MATERIAL:
_____
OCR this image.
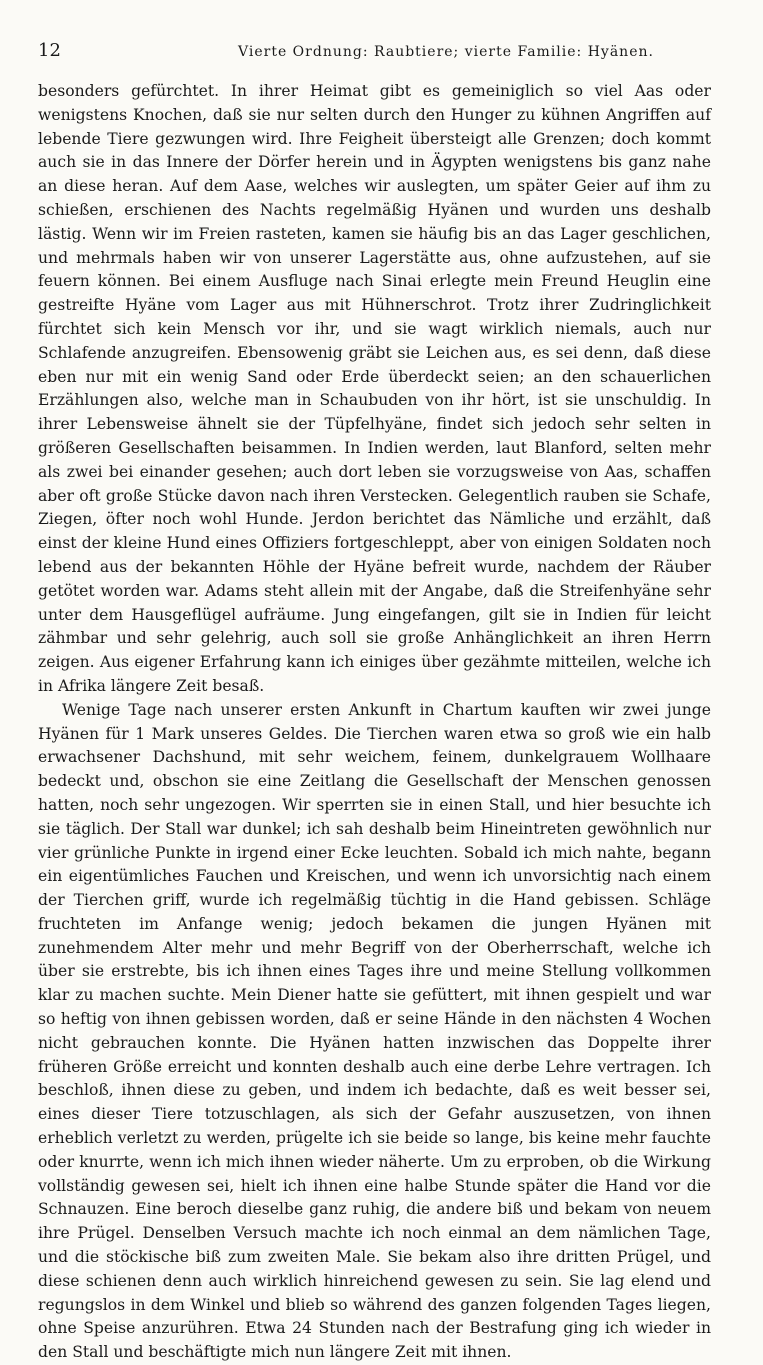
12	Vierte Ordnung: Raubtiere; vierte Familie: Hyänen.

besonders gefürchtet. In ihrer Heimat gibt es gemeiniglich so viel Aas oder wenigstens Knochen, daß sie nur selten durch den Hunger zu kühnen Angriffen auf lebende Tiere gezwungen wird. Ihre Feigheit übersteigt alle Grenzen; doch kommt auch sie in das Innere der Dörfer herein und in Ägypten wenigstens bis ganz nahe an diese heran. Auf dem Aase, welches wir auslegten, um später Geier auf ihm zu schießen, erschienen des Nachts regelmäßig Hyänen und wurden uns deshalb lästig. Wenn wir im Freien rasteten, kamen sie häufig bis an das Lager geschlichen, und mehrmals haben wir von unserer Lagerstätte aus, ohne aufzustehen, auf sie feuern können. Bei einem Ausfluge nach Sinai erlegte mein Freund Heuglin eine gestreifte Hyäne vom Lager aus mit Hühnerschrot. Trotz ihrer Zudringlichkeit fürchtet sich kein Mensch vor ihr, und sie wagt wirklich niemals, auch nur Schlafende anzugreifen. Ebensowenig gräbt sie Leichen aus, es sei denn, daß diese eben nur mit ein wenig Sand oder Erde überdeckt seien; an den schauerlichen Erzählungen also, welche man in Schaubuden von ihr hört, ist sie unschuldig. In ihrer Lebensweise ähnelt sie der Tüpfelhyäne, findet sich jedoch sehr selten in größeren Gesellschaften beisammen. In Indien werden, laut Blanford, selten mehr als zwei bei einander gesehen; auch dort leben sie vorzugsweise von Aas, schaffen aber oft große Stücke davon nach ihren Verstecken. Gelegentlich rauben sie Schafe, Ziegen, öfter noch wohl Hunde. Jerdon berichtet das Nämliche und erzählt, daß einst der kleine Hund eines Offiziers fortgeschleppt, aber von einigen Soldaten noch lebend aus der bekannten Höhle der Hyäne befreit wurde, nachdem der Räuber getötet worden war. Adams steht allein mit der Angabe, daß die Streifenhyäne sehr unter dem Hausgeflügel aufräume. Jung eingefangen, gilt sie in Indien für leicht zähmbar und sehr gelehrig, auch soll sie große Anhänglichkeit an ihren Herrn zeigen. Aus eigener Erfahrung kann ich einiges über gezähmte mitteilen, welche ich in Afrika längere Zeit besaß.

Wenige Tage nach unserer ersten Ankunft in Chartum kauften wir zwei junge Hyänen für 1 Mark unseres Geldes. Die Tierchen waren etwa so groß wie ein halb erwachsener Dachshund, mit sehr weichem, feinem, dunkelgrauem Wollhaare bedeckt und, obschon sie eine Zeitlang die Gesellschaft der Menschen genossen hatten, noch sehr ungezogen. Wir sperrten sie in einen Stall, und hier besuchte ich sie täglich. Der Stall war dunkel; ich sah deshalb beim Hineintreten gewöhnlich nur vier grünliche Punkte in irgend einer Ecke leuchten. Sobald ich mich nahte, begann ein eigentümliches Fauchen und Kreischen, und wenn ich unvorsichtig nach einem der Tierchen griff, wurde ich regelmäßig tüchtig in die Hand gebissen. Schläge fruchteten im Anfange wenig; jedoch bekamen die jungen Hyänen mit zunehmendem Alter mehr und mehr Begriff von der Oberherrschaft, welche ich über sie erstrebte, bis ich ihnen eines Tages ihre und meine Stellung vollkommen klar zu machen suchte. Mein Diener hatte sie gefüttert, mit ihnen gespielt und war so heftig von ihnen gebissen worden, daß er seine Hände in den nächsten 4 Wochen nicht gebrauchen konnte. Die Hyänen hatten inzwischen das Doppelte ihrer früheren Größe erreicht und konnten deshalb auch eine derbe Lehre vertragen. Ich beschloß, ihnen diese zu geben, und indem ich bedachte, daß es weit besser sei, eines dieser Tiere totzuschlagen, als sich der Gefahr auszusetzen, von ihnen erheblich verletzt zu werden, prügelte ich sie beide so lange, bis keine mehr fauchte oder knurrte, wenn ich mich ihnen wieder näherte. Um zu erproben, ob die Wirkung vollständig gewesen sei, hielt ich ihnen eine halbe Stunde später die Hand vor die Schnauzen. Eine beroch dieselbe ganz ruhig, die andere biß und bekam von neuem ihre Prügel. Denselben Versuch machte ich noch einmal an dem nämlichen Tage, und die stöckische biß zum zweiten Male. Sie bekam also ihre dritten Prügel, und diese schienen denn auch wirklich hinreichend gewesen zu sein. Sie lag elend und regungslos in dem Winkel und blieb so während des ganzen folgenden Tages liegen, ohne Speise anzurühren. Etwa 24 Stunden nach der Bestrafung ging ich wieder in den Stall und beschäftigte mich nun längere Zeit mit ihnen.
_____
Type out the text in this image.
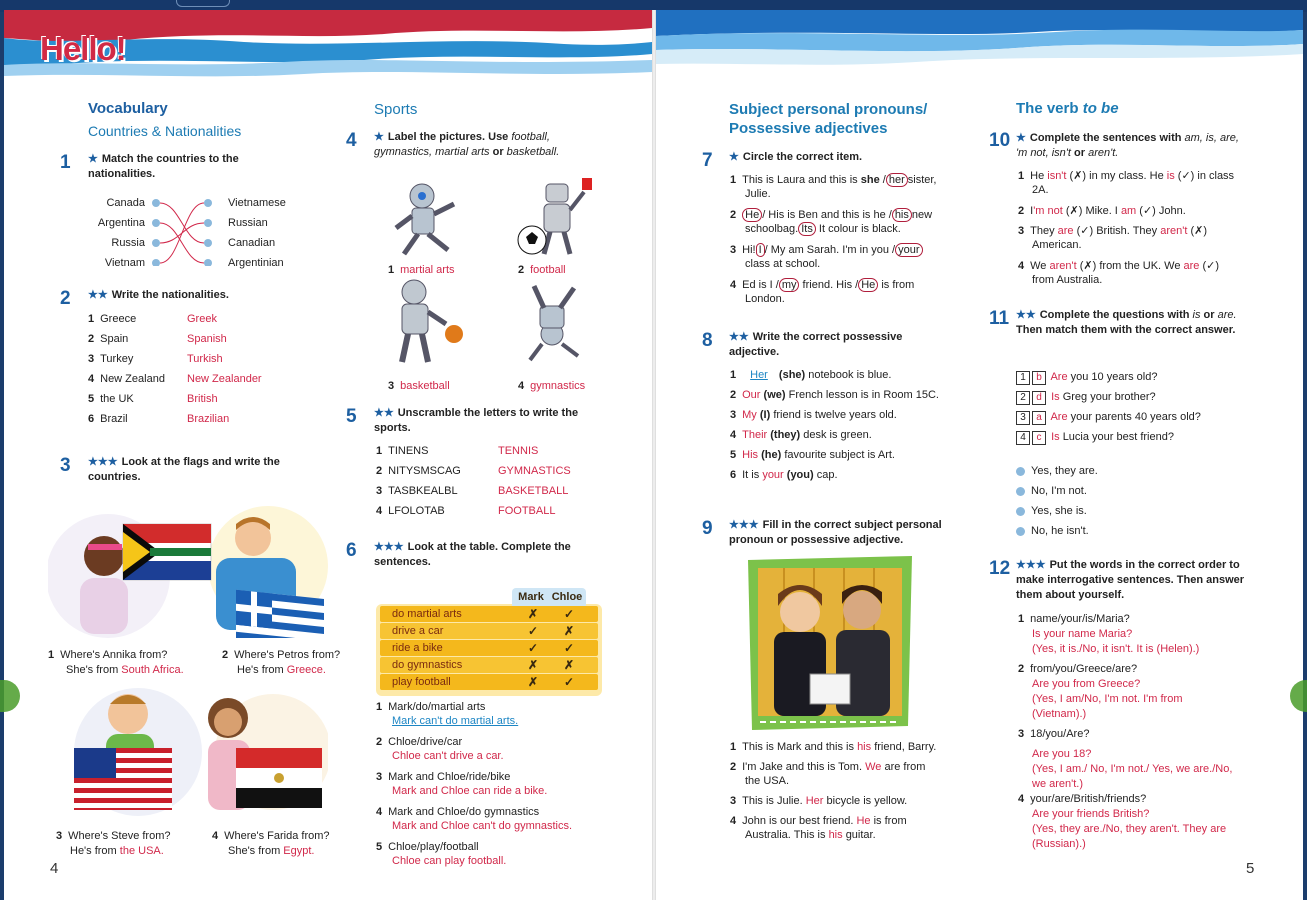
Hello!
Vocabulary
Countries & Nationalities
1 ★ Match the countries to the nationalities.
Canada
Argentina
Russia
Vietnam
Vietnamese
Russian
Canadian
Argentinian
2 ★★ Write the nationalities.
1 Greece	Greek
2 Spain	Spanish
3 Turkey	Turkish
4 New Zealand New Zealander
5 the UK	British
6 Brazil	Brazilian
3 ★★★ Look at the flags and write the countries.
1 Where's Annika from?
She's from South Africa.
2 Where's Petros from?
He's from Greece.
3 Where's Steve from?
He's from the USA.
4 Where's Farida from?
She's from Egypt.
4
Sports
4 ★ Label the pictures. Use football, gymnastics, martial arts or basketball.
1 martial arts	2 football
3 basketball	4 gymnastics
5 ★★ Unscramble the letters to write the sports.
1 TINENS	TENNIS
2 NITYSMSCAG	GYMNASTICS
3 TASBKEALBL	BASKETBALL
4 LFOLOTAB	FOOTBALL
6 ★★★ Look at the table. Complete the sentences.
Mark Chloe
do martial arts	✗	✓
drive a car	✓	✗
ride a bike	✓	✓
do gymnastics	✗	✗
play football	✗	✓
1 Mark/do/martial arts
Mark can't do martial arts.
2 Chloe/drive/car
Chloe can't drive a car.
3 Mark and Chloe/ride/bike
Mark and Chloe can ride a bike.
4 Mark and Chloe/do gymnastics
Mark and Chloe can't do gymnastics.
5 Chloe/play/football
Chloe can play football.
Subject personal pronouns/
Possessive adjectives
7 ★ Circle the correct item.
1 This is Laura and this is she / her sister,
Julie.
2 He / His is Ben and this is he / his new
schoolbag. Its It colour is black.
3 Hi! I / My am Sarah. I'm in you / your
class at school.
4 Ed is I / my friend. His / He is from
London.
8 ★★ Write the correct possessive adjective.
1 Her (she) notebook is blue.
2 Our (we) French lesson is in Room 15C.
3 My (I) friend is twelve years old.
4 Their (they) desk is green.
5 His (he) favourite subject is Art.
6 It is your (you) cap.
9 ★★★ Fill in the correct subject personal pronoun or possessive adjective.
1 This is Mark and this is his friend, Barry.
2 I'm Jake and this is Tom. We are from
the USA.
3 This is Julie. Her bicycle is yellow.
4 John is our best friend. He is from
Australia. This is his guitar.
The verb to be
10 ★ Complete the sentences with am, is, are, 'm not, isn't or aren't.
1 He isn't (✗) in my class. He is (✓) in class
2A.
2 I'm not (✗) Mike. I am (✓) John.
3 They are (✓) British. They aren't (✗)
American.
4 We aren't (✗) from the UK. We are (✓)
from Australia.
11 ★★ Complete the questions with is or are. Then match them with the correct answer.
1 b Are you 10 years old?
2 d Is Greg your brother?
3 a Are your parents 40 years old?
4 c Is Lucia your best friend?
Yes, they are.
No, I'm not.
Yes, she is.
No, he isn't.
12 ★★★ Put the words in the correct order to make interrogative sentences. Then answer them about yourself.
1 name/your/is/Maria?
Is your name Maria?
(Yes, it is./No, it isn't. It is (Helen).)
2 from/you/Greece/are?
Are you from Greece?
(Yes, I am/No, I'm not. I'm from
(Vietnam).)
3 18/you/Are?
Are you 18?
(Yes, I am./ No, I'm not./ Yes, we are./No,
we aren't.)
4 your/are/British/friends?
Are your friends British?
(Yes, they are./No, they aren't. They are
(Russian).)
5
_____
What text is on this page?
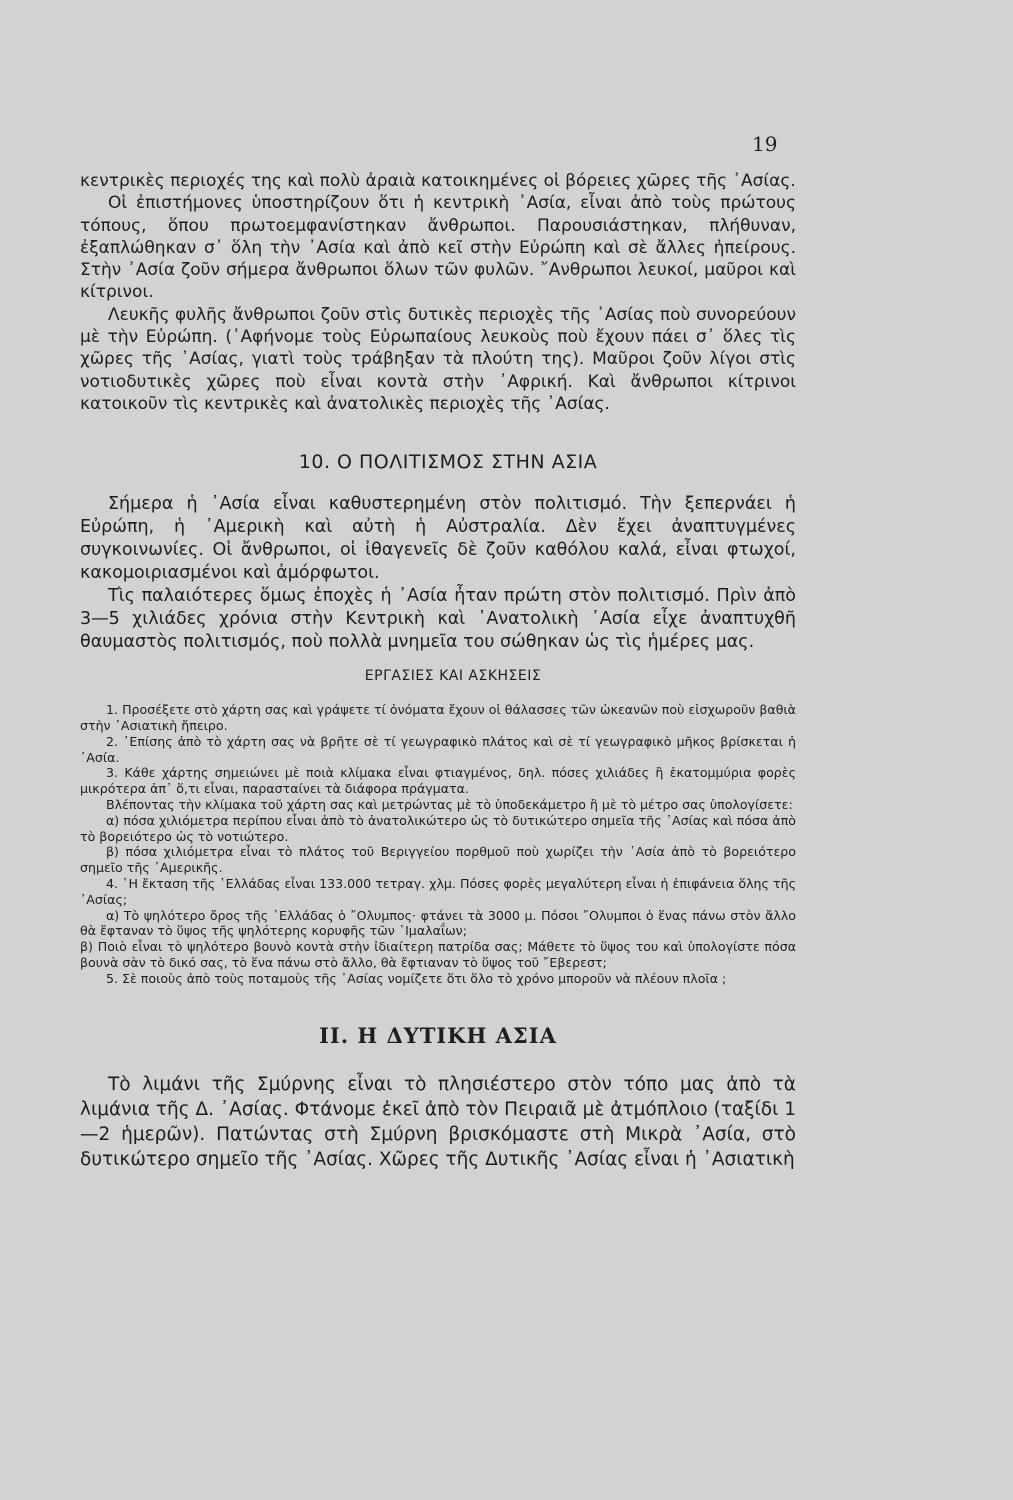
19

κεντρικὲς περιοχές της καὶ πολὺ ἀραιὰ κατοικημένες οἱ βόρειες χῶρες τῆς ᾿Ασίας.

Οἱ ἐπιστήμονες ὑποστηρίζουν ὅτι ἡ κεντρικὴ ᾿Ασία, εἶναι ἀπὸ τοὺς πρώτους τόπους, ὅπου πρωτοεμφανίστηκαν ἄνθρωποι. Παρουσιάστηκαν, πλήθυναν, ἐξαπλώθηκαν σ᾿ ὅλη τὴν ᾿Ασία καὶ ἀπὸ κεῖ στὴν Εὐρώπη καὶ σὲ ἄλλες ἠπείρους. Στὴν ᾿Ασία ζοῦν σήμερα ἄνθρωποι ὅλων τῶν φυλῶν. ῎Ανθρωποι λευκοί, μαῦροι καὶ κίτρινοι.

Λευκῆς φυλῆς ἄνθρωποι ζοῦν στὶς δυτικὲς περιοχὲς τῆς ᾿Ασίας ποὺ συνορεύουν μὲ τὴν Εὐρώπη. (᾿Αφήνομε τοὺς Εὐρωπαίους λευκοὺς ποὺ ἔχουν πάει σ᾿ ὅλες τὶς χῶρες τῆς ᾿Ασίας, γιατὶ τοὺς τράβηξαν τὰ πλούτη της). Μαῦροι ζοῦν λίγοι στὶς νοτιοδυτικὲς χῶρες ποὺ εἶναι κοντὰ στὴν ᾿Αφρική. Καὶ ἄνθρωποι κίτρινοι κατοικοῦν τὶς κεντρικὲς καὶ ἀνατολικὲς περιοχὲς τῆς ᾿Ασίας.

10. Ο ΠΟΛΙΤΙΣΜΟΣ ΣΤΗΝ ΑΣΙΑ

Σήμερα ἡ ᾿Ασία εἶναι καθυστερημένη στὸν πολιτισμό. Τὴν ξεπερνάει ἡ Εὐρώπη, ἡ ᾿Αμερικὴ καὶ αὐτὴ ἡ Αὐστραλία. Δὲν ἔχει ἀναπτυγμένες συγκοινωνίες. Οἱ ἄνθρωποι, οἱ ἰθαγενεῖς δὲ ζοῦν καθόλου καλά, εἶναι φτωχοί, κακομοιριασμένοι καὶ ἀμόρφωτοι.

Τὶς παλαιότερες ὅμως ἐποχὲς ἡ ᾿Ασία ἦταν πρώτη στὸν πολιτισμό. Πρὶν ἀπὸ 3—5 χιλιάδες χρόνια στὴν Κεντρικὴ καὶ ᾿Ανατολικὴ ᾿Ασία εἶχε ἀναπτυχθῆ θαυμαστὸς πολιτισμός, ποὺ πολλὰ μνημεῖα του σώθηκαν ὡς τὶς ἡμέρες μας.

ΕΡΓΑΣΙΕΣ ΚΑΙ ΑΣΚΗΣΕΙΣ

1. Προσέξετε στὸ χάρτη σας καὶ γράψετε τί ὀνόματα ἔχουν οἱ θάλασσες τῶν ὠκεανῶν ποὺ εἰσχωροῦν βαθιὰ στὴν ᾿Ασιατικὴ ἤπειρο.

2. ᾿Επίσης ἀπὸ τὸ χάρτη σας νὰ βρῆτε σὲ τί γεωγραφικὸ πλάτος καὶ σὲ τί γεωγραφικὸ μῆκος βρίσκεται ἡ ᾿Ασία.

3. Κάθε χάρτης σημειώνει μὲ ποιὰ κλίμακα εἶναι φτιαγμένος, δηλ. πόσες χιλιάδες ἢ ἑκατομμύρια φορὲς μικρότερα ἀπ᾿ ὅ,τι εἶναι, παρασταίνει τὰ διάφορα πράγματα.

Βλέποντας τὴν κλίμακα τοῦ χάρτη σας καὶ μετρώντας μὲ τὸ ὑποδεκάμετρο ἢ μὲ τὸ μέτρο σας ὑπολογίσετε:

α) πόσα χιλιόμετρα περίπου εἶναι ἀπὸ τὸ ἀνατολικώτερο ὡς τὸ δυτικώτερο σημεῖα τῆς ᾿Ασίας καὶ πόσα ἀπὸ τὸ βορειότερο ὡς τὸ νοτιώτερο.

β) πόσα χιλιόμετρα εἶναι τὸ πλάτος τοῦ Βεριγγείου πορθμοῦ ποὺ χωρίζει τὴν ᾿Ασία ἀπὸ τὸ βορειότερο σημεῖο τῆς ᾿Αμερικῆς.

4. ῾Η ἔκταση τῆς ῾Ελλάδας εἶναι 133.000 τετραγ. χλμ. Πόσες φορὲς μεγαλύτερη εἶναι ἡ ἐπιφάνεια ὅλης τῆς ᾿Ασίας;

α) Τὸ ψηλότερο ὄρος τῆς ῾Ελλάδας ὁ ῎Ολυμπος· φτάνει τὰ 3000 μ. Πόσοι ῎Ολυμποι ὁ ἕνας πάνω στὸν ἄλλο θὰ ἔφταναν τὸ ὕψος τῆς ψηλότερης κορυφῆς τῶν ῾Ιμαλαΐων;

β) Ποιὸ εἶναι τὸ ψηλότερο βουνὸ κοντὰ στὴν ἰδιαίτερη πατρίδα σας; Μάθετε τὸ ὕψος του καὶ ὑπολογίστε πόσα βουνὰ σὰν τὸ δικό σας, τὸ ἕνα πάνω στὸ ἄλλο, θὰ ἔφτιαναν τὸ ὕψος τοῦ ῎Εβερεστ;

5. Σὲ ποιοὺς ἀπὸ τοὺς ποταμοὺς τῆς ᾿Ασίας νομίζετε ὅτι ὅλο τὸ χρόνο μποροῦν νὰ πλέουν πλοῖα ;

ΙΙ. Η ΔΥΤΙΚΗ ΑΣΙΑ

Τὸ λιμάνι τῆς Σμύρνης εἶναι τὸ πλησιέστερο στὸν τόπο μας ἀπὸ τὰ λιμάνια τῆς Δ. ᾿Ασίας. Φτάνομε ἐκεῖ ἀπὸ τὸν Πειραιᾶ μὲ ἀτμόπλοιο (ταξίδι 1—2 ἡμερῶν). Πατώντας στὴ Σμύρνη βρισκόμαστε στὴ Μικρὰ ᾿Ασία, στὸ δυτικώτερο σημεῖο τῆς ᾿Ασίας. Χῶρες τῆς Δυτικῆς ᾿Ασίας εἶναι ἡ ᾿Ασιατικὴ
_____
PROBLEM DETAILS:
For each line of the listing that holds the word "arts", show that line.

OUTPUT:
4 ★ Label the pictures. Use football, gymnastics, martial arts or basketball.
1 martial arts	2 football
do martial arts	✗	✓
1 Mark/do/martial arts
Mark can't do martial arts.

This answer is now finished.